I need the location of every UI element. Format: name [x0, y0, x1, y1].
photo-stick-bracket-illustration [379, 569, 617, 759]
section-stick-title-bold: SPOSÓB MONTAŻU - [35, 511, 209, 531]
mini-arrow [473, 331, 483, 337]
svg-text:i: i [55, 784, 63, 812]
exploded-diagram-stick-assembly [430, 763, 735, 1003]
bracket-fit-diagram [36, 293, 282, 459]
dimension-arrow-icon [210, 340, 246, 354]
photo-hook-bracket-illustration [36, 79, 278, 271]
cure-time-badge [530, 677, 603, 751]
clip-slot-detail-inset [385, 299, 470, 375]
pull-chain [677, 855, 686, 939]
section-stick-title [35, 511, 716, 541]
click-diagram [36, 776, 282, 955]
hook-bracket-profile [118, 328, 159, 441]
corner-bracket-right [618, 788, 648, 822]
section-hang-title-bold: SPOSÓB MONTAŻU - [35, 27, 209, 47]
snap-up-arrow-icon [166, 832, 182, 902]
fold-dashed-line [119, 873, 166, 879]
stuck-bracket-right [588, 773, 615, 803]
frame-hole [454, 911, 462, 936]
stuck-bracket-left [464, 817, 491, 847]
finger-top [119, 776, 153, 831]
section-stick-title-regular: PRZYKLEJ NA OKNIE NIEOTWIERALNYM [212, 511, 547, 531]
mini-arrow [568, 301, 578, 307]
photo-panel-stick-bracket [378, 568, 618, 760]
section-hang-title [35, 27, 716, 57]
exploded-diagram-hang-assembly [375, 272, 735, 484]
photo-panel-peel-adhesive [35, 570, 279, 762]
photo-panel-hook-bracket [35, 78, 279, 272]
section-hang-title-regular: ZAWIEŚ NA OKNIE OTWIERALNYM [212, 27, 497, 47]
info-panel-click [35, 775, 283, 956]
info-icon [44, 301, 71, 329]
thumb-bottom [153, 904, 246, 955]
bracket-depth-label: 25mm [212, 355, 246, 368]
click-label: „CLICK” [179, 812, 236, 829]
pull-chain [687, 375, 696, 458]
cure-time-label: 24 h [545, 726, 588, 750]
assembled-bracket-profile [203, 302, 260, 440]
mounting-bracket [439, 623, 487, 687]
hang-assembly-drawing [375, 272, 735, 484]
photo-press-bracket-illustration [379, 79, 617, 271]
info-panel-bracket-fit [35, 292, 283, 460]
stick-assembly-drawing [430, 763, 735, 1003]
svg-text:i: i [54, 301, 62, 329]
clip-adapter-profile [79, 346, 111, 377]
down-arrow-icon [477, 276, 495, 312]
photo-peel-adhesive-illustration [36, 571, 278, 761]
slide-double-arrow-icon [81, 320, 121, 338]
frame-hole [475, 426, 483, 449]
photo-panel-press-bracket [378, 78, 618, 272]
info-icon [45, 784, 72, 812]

=== PROBLEM STATEMENT ===
Please turn every line of the records above into a Markdown table with the columns Row and Line, numbering the rows and leaving out blank lines.

=== SOLUTION TO THIS EXERCISE ===
| Row | Line |
|---|---|
| 1 | I need the location of every UI element. Format: name [x0, y0, x1, y1]. |
| 2 | photo-stick-bracket-illustration [379, 569, 617, 759] |
| 3 | section-stick-title-bold: SPOSÓB MONTAŻU - [35, 511, 209, 531] |
| 4 | mini-arrow [473, 331, 483, 337] |
| 5 | svg-text:i: i [55, 784, 63, 812] |
| 6 | exploded-diagram-stick-assembly [430, 763, 735, 1003] |
| 7 | bracket-fit-diagram [36, 293, 282, 459] |
| 8 | dimension-arrow-icon [210, 340, 246, 354] |
| 9 | photo-hook-bracket-illustration [36, 79, 278, 271] |
| 10 | cure-time-badge [530, 677, 603, 751] |
| 11 | clip-slot-detail-inset [385, 299, 470, 375] |
| 12 | pull-chain [677, 855, 686, 939] |
| 13 | section-stick-title [35, 511, 716, 541] |
| 14 | click-diagram [36, 776, 282, 955] |
| 15 | hook-bracket-profile [118, 328, 159, 441] |
| 16 | corner-bracket-right [618, 788, 648, 822] |
| 17 | section-hang-title-bold: SPOSÓB MONTAŻU - [35, 27, 209, 47] |
| 18 | snap-up-arrow-icon [166, 832, 182, 902] |
| 19 | fold-dashed-line [119, 873, 166, 879] |
| 20 | stuck-bracket-right [588, 773, 615, 803] |
| 21 | frame-hole [454, 911, 462, 936] |
| 22 | stuck-bracket-left [464, 817, 491, 847] |
| 23 | finger-top [119, 776, 153, 831] |
| 24 | section-stick-title-regular: PRZYKLEJ NA OKNIE NIEOTWIERALNYM [212, 511, 547, 531] |
| 25 | mini-arrow [568, 301, 578, 307] |
| 26 | photo-panel-stick-bracket [378, 568, 618, 760] |
| 27 | section-hang-title [35, 27, 716, 57] |
| 28 | exploded-diagram-hang-assembly [375, 272, 735, 484] |
| 29 | photo-panel-peel-adhesive [35, 570, 279, 762] |
| 30 | photo-panel-hook-bracket [35, 78, 279, 272] |
| 31 | section-hang-title-regular: ZAWIEŚ NA OKNIE OTWIERALNYM [212, 27, 497, 47] |
| 32 | info-panel-click [35, 775, 283, 956] |
| 33 | info-icon [44, 301, 71, 329] |
| 34 | thumb-bottom [153, 904, 246, 955] |
| 35 | bracket-depth-label: 25mm [212, 355, 246, 368] |
| 36 | click-label: „CLICK” [179, 812, 236, 829] |
| 37 | pull-chain [687, 375, 696, 458] |
| 38 | cure-time-label: 24 h [545, 726, 588, 750] |
| 39 | assembled-bracket-profile [203, 302, 260, 440] |
| 40 | mounting-bracket [439, 623, 487, 687] |
| 41 | hang-assembly-drawing [375, 272, 735, 484] |
| 42 | photo-press-bracket-illustration [379, 79, 617, 271] |
| 43 | info-panel-bracket-fit [35, 292, 283, 460] |
| 44 | stick-assembly-drawing [430, 763, 735, 1003] |
| 45 | svg-text:i: i [54, 301, 62, 329] |
| 46 | clip-adapter-profile [79, 346, 111, 377] |
| 47 | down-arrow-icon [477, 276, 495, 312] |
| 48 | photo-peel-adhesive-illustration [36, 571, 278, 761] |
| 49 | slide-double-arrow-icon [81, 320, 121, 338] |
| 50 | frame-hole [475, 426, 483, 449] |
| 51 | photo-panel-press-bracket [378, 78, 618, 272] |
| 52 | info-icon [45, 784, 72, 812] |